Stored entries:
....

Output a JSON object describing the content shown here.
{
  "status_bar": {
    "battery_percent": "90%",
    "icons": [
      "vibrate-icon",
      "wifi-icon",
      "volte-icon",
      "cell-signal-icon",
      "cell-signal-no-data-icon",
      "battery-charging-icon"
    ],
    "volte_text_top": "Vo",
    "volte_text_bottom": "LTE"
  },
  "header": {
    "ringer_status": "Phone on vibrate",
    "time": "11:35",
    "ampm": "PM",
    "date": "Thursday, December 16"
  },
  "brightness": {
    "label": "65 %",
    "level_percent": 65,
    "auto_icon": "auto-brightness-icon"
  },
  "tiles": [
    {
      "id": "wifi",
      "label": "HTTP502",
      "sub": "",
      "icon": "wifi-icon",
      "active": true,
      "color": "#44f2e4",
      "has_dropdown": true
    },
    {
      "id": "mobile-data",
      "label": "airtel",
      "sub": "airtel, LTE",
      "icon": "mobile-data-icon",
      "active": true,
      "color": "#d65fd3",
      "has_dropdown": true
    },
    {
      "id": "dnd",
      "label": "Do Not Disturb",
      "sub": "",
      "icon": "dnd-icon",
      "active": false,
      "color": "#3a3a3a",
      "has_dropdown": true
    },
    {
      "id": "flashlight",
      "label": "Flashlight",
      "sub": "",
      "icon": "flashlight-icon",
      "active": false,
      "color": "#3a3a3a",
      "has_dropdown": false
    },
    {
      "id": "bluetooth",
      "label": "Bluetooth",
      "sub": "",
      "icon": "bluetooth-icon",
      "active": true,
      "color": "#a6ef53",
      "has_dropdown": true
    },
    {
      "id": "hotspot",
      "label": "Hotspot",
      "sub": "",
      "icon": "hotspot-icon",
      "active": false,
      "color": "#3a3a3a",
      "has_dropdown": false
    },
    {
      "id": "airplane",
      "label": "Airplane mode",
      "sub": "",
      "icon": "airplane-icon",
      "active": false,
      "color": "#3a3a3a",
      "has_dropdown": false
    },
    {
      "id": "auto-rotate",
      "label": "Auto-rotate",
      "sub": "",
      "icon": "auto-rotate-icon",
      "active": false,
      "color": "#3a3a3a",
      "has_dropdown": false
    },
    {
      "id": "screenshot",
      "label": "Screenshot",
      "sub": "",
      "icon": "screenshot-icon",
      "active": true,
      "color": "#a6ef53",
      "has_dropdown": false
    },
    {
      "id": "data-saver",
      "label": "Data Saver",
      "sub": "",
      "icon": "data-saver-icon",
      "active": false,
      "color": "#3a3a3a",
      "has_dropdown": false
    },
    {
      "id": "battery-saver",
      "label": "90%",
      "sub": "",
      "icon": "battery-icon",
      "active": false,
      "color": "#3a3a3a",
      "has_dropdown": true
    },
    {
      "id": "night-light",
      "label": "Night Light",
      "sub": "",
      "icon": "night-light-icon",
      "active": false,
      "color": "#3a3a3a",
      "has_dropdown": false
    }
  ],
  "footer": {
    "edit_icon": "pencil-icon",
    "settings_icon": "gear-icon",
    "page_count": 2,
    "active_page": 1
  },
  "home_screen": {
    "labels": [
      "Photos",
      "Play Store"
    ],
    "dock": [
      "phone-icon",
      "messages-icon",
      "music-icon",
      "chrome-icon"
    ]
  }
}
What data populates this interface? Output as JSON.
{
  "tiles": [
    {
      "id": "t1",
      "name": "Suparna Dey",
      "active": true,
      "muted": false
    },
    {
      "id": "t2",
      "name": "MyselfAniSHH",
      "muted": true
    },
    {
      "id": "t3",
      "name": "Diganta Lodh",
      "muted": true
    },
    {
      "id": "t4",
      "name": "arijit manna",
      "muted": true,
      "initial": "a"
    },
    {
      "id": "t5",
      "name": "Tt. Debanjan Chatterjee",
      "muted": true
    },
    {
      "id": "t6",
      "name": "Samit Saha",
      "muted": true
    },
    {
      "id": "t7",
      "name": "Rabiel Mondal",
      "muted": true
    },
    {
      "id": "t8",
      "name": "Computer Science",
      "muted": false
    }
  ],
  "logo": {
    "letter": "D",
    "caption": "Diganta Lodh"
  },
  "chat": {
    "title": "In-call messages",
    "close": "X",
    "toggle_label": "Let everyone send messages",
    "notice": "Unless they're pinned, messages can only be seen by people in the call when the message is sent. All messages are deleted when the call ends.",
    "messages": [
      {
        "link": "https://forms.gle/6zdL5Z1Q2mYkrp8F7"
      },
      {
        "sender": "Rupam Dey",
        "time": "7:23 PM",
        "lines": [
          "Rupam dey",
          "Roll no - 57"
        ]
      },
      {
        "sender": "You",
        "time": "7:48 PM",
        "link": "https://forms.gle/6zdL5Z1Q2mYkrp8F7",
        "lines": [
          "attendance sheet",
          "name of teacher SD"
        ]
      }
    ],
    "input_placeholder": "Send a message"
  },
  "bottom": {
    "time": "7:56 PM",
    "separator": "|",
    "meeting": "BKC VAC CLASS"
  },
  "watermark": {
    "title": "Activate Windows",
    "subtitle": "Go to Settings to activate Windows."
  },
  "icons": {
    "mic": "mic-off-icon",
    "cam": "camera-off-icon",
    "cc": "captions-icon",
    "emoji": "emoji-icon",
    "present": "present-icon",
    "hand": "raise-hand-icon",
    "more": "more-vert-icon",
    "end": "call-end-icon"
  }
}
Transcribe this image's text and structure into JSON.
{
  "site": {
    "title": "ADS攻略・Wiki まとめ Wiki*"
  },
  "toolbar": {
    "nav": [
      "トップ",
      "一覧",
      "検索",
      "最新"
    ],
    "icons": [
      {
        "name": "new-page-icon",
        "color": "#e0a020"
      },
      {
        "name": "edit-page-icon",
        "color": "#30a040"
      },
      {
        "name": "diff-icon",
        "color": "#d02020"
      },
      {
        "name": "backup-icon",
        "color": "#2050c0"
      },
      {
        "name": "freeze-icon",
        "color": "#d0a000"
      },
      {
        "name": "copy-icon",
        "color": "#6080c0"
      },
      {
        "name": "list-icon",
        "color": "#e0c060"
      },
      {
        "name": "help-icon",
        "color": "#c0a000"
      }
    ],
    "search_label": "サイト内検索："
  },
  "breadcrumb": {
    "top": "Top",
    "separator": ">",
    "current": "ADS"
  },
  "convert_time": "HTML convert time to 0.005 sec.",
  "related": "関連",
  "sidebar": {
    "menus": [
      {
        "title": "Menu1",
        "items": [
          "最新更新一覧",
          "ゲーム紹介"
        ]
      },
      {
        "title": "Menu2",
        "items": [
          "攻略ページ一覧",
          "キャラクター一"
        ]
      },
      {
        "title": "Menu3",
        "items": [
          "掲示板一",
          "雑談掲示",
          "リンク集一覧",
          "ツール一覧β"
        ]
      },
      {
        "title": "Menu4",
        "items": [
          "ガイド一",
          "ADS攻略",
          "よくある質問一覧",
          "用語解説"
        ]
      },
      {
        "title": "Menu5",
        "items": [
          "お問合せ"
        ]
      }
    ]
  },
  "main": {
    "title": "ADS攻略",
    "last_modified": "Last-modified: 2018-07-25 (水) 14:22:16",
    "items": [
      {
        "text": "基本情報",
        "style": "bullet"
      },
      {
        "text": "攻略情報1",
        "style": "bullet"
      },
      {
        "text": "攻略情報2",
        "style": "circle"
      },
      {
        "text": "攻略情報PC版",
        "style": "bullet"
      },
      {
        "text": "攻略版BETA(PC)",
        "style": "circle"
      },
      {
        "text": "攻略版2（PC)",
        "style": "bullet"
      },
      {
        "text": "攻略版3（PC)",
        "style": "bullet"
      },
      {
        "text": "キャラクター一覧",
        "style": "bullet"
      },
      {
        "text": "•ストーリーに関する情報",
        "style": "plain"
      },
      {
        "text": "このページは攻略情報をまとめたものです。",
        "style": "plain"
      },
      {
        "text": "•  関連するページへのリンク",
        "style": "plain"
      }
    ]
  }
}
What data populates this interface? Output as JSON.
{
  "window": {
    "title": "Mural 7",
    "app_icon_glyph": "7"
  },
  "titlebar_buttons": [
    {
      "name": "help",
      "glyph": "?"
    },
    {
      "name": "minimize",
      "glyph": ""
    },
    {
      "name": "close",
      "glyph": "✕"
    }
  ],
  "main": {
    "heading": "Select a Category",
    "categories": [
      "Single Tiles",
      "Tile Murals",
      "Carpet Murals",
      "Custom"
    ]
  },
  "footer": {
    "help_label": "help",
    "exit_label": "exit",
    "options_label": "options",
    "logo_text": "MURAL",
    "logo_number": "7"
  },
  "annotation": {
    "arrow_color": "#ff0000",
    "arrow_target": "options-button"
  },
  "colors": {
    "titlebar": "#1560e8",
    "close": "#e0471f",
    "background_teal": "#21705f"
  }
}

....

> [What the task asks] Select all lines with the word "https" from the entries above.

> [Full answer]
        "link": "https://forms.gle/6zdL5Z1Q2mYkrp8F7"
        "link": "https://forms.gle/6zdL5Z1Q2mYkrp8F7",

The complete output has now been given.